*MATERIAL SHOWN:*
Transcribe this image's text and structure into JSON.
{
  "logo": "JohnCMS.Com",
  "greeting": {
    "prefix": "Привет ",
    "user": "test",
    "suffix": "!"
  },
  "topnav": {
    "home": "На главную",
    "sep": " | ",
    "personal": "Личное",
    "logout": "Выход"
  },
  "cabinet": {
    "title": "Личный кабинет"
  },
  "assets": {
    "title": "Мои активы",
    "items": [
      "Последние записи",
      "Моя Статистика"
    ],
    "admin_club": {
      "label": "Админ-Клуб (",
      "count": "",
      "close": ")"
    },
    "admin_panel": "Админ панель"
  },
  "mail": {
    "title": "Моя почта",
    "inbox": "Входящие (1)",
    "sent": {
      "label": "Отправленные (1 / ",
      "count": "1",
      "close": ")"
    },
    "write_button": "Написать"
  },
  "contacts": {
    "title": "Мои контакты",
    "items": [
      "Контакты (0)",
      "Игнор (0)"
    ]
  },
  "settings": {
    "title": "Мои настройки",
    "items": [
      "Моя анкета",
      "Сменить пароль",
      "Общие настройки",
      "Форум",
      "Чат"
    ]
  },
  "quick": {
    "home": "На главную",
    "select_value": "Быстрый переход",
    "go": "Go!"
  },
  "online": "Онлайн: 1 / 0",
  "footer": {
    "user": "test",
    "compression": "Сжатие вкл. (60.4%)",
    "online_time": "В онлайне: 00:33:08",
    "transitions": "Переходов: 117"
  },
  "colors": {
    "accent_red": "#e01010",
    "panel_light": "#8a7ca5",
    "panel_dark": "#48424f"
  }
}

*PROBLEM STATEMENT:* Give back the data above exactly as it appears.

*ANSWER TO THE EXERCISE:*
Transcribe this image's text and structure into JSON.
{
  "logo": "JohnCMS.Com",
  "greeting": {
    "prefix": "Привет ",
    "user": "test",
    "suffix": "!"
  },
  "topnav": {
    "home": "На главную",
    "sep": " | ",
    "personal": "Личное",
    "logout": "Выход"
  },
  "cabinet": {
    "title": "Личный кабинет"
  },
  "assets": {
    "title": "Мои активы",
    "items": [
      "Последние записи",
      "Моя Статистика"
    ],
    "admin_club": {
      "label": "Админ-Клуб (",
      "count": "",
      "close": ")"
    },
    "admin_panel": "Админ панель"
  },
  "mail": {
    "title": "Моя почта",
    "inbox": "Входящие (1)",
    "sent": {
      "label": "Отправленные (1 / ",
      "count": "1",
      "close": ")"
    },
    "write_button": "Написать"
  },
  "contacts": {
    "title": "Мои контакты",
    "items": [
      "Контакты (0)",
      "Игнор (0)"
    ]
  },
  "settings": {
    "title": "Мои настройки",
    "items": [
      "Моя анкета",
      "Сменить пароль",
      "Общие настройки",
      "Форум",
      "Чат"
    ]
  },
  "quick": {
    "home": "На главную",
    "select_value": "Быстрый переход",
    "go": "Go!"
  },
  "online": "Онлайн: 1 / 0",
  "footer": {
    "user": "test",
    "compression": "Сжатие вкл. (60.4%)",
    "online_time": "В онлайне: 00:33:08",
    "transitions": "Переходов: 117"
  },
  "colors": {
    "accent_red": "#e01010",
    "panel_light": "#8a7ca5",
    "panel_dark": "#48424f"
  }
}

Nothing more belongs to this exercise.